(Stored entries)
::::
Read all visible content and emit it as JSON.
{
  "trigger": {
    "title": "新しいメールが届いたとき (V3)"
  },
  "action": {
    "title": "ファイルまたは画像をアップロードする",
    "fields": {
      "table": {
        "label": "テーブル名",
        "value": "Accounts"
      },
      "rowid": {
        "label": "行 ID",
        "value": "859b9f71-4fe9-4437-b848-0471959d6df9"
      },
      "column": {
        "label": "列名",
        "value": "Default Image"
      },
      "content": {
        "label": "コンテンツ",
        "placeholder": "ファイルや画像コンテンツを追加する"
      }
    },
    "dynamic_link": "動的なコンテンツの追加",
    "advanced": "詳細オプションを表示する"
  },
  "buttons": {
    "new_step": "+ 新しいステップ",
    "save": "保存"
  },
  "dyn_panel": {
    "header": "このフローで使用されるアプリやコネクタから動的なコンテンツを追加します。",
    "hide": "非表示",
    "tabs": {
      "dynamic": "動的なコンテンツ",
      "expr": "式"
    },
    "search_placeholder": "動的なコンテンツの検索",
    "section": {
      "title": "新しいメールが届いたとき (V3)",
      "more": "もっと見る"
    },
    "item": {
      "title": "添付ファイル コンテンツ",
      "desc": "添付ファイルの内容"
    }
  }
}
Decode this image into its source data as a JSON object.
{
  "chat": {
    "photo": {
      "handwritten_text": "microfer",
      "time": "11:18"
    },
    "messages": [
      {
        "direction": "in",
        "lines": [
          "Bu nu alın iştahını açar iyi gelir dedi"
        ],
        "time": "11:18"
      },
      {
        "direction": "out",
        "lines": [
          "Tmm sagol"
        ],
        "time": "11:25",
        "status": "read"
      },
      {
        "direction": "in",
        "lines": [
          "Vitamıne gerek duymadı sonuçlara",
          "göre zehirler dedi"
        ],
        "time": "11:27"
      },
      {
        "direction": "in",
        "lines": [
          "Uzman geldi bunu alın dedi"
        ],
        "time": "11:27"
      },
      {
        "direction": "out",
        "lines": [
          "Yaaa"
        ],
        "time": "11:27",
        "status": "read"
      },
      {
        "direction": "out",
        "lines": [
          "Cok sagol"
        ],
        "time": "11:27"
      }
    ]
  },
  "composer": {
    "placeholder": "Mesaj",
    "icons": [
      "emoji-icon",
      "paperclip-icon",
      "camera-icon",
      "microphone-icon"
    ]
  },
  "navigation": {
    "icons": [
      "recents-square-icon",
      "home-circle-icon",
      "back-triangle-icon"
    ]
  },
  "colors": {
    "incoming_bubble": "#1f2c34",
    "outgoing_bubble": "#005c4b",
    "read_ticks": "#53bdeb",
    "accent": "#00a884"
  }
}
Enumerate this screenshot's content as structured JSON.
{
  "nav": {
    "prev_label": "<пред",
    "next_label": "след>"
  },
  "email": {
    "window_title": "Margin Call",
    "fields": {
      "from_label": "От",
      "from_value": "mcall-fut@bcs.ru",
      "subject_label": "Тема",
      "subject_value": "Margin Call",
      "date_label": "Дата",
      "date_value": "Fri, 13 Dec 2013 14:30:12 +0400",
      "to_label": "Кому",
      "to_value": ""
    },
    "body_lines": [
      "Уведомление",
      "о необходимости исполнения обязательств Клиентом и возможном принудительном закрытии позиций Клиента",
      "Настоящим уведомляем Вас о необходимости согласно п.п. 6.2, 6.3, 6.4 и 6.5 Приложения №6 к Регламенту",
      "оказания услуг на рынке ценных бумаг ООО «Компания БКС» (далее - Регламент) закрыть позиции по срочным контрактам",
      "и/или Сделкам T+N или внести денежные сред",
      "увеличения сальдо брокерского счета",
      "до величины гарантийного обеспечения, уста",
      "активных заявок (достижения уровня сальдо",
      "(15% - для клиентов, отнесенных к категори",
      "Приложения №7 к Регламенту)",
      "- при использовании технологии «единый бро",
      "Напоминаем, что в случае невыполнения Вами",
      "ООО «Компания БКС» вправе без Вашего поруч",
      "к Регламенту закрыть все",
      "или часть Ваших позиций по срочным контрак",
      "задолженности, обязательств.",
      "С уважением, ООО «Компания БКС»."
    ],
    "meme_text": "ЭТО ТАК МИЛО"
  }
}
::::
STATED EXERCISE.
Write out the data exactly as it stands.

ANSWER TO THIS EXERCISE.
Read all visible content and emit it as JSON.
{
  "trigger": {
    "title": "新しいメールが届いたとき (V3)"
  },
  "action": {
    "title": "ファイルまたは画像をアップロードする",
    "fields": {
      "table": {
        "label": "テーブル名",
        "value": "Accounts"
      },
      "rowid": {
        "label": "行 ID",
        "value": "859b9f71-4fe9-4437-b848-0471959d6df9"
      },
      "column": {
        "label": "列名",
        "value": "Default Image"
      },
      "content": {
        "label": "コンテンツ",
        "placeholder": "ファイルや画像コンテンツを追加する"
      }
    },
    "dynamic_link": "動的なコンテンツの追加",
    "advanced": "詳細オプションを表示する"
  },
  "buttons": {
    "new_step": "+ 新しいステップ",
    "save": "保存"
  },
  "dyn_panel": {
    "header": "このフローで使用されるアプリやコネクタから動的なコンテンツを追加します。",
    "hide": "非表示",
    "tabs": {
      "dynamic": "動的なコンテンツ",
      "expr": "式"
    },
    "search_placeholder": "動的なコンテンツの検索",
    "section": {
      "title": "新しいメールが届いたとき (V3)",
      "more": "もっと見る"
    },
    "item": {
      "title": "添付ファイル コンテンツ",
      "desc": "添付ファイルの内容"
    }
  }
}
Decode this image into its source data as a JSON object.
{
  "chat": {
    "photo": {
      "handwritten_text": "microfer",
      "time": "11:18"
    },
    "messages": [
      {
        "direction": "in",
        "lines": [
          "Bu nu alın iştahını açar iyi gelir dedi"
        ],
        "time": "11:18"
      },
      {
        "direction": "out",
        "lines": [
          "Tmm sagol"
        ],
        "time": "11:25",
        "status": "read"
      },
      {
        "direction": "in",
        "lines": [
          "Vitamıne gerek duymadı sonuçlara",
          "göre zehirler dedi"
        ],
        "time": "11:27"
      },
      {
        "direction": "in",
        "lines": [
          "Uzman geldi bunu alın dedi"
        ],
        "time": "11:27"
      },
      {
        "direction": "out",
        "lines": [
          "Yaaa"
        ],
        "time": "11:27",
        "status": "read"
      },
      {
        "direction": "out",
        "lines": [
          "Cok sagol"
        ],
        "time": "11:27"
      }
    ]
  },
  "composer": {
    "placeholder": "Mesaj",
    "icons": [
      "emoji-icon",
      "paperclip-icon",
      "camera-icon",
      "microphone-icon"
    ]
  },
  "navigation": {
    "icons": [
      "recents-square-icon",
      "home-circle-icon",
      "back-triangle-icon"
    ]
  },
  "colors": {
    "incoming_bubble": "#1f2c34",
    "outgoing_bubble": "#005c4b",
    "read_ticks": "#53bdeb",
    "accent": "#00a884"
  }
}
Enumerate this screenshot's content as structured JSON.
{
  "nav": {
    "prev_label": "<пред",
    "next_label": "след>"
  },
  "email": {
    "window_title": "Margin Call",
    "fields": {
      "from_label": "От",
      "from_value": "mcall-fut@bcs.ru",
      "subject_label": "Тема",
      "subject_value": "Margin Call",
      "date_label": "Дата",
      "date_value": "Fri, 13 Dec 2013 14:30:12 +0400",
      "to_label": "Кому",
      "to_value": ""
    },
    "body_lines": [
      "Уведомление",
      "о необходимости исполнения обязательств Клиентом и возможном принудительном закрытии позиций Клиента",
      "Настоящим уведомляем Вас о необходимости согласно п.п. 6.2, 6.3, 6.4 и 6.5 Приложения №6 к Регламенту",
      "оказания услуг на рынке ценных бумаг ООО «Компания БКС» (далее - Регламент) закрыть позиции по срочным контрактам",
      "и/или Сделкам T+N или внести денежные сред",
      "увеличения сальдо брокерского счета",
      "до величины гарантийного обеспечения, уста",
      "активных заявок (достижения уровня сальдо",
      "(15% - для клиентов, отнесенных к категори",
      "Приложения №7 к Регламенту)",
      "- при использовании технологии «единый бро",
      "Напоминаем, что в случае невыполнения Вами",
      "ООО «Компания БКС» вправе без Вашего поруч",
      "к Регламенту закрыть все",
      "или часть Ваших позиций по срочным контрак",
      "задолженности, обязательств.",
      "С уважением, ООО «Компания БКС»."
    ],
    "meme_text": "ЭТО ТАК МИЛО"
  }
}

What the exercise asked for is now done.